Return each line holding the string "словах".
□ □ □ □ □
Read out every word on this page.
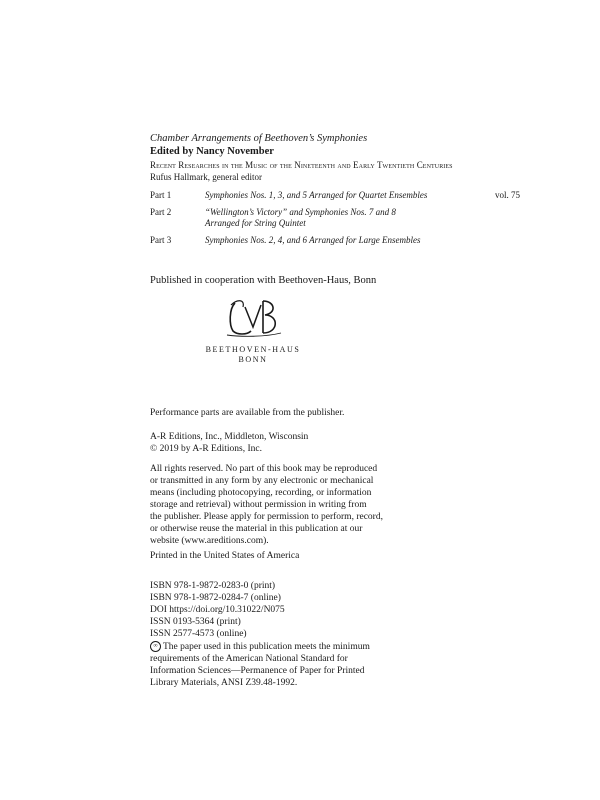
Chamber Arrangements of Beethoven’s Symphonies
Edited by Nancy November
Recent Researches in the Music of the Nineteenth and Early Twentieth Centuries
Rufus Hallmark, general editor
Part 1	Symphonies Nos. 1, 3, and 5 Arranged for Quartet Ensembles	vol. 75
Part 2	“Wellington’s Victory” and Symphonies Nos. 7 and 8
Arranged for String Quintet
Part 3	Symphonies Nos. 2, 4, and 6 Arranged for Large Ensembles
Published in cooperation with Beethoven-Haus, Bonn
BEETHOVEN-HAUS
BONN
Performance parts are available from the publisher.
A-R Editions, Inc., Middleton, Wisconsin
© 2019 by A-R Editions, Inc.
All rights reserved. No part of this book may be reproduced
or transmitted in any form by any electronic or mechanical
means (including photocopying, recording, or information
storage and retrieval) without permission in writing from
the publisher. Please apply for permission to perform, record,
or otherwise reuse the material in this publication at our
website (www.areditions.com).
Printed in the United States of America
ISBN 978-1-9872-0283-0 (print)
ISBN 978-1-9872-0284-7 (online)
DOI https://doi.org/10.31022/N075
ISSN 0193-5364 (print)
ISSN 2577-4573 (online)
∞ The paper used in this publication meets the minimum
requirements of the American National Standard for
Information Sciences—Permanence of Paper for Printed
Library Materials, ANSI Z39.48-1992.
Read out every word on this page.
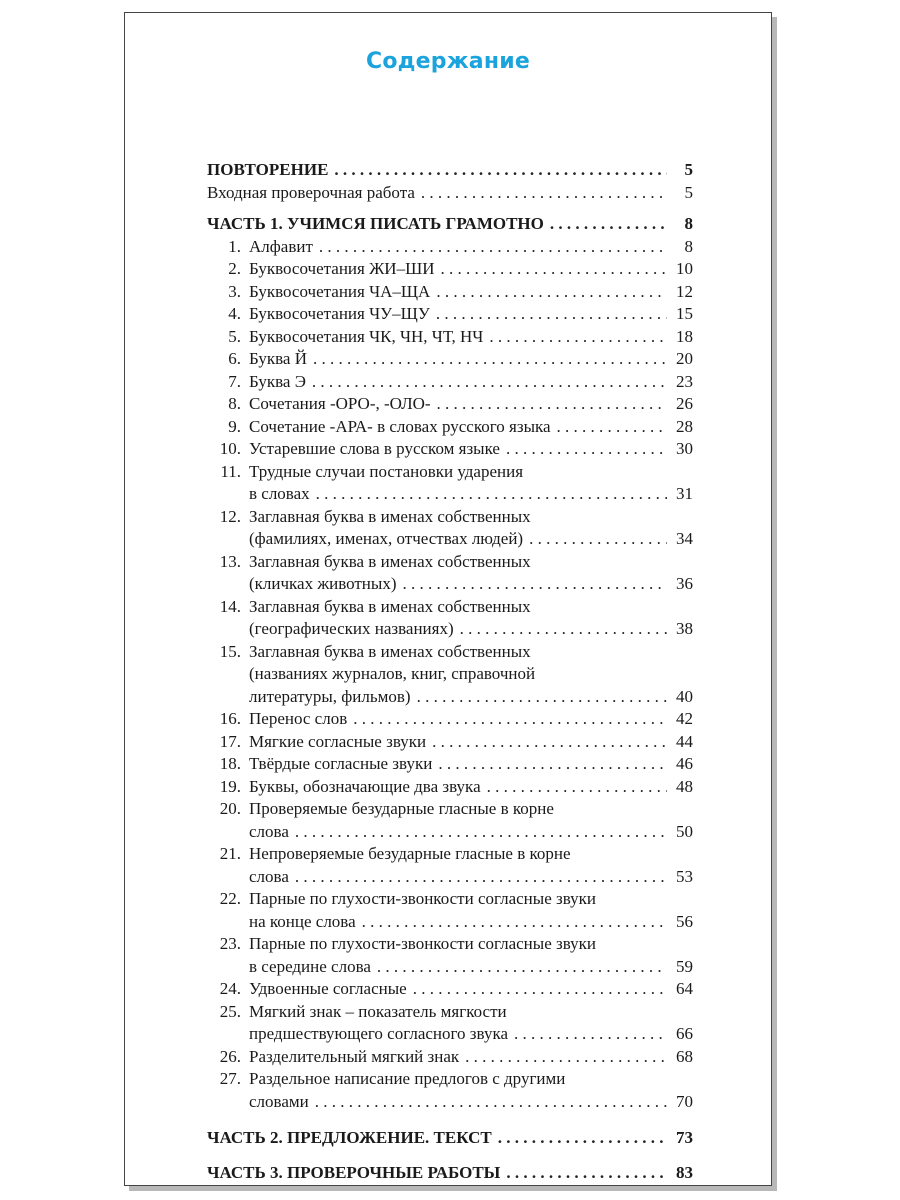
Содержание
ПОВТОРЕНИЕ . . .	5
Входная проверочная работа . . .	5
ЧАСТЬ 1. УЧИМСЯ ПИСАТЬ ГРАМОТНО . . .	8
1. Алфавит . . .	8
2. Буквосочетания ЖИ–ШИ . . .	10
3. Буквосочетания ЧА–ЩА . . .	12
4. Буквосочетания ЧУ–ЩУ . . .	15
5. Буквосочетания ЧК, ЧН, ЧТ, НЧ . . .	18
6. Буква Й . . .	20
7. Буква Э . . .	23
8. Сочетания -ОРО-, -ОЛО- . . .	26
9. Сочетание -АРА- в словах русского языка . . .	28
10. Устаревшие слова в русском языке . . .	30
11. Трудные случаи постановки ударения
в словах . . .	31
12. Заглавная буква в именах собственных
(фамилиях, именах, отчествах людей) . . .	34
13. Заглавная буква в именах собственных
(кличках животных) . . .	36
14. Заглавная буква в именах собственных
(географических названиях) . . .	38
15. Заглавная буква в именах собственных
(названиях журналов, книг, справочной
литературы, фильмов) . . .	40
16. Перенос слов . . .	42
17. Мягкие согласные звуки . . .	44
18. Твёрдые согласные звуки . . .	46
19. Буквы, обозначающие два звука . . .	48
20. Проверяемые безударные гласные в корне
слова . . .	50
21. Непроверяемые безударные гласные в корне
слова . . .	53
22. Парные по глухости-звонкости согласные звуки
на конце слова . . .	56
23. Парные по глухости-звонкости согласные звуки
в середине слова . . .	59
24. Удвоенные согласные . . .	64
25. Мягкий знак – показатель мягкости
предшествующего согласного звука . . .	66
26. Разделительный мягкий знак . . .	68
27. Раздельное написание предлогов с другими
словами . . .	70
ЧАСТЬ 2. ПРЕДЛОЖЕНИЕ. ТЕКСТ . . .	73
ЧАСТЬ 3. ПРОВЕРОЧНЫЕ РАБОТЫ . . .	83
□ □ □ □ □
Finished exercise -
9. Сочетание -АРА- в словах русского языка . . .	28
в словах . . .	31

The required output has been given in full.